**Stated problem**
The records that follow should be retyped word for word.

**Material for the task**

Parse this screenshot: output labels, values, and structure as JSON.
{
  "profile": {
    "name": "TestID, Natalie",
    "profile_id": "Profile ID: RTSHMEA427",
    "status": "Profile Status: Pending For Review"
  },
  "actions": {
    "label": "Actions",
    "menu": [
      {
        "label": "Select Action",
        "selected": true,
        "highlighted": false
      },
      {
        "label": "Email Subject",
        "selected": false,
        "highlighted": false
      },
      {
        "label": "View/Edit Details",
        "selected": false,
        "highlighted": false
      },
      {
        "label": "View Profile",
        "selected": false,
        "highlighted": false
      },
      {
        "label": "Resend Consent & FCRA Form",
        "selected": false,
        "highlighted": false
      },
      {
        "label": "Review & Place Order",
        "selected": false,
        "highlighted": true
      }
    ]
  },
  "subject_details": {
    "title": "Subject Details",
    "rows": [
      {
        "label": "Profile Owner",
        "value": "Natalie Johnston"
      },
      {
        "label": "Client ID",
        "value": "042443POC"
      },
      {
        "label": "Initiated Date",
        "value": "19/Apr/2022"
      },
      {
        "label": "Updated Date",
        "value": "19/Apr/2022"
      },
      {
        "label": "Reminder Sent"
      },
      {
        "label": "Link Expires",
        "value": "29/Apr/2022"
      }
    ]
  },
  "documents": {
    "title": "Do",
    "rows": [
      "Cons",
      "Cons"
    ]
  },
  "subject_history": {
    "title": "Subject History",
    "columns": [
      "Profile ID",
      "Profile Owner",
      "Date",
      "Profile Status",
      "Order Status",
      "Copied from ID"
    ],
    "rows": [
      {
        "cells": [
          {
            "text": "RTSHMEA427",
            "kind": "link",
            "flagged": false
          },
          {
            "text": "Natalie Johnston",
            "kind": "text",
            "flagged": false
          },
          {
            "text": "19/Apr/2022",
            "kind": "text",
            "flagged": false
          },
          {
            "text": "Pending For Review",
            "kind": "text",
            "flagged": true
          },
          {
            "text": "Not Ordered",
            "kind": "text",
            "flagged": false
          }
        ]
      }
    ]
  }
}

**In response**
Parse this screenshot: output labels, values, and structure as JSON.
{
  "profile": {
    "name": "TestID, Natalie",
    "profile_id": "Profile ID: RTSHMEA427",
    "status": "Profile Status: Pending For Review"
  },
  "actions": {
    "label": "Actions",
    "menu": [
      {
        "label": "Select Action",
        "selected": true,
        "highlighted": false
      },
      {
        "label": "Email Subject",
        "selected": false,
        "highlighted": false
      },
      {
        "label": "View/Edit Details",
        "selected": false,
        "highlighted": false
      },
      {
        "label": "View Profile",
        "selected": false,
        "highlighted": false
      },
      {
        "label": "Resend Consent & FCRA Form",
        "selected": false,
        "highlighted": false
      },
      {
        "label": "Review & Place Order",
        "selected": false,
        "highlighted": true
      }
    ]
  },
  "subject_details": {
    "title": "Subject Details",
    "rows": [
      {
        "label": "Profile Owner",
        "value": "Natalie Johnston"
      },
      {
        "label": "Client ID",
        "value": "042443POC"
      },
      {
        "label": "Initiated Date",
        "value": "19/Apr/2022"
      },
      {
        "label": "Updated Date",
        "value": "19/Apr/2022"
      },
      {
        "label": "Reminder Sent"
      },
      {
        "label": "Link Expires",
        "value": "29/Apr/2022"
      }
    ]
  },
  "documents": {
    "title": "Do",
    "rows": [
      "Cons",
      "Cons"
    ]
  },
  "subject_history": {
    "title": "Subject History",
    "columns": [
      "Profile ID",
      "Profile Owner",
      "Date",
      "Profile Status",
      "Order Status",
      "Copied from ID"
    ],
    "rows": [
      {
        "cells": [
          {
            "text": "RTSHMEA427",
            "kind": "link",
            "flagged": false
          },
          {
            "text": "Natalie Johnston",
            "kind": "text",
            "flagged": false
          },
          {
            "text": "19/Apr/2022",
            "kind": "text",
            "flagged": false
          },
          {
            "text": "Pending For Review",
            "kind": "text",
            "flagged": true
          },
          {
            "text": "Not Ordered",
            "kind": "text",
            "flagged": false
          }
        ]
      }
    ]
  }
}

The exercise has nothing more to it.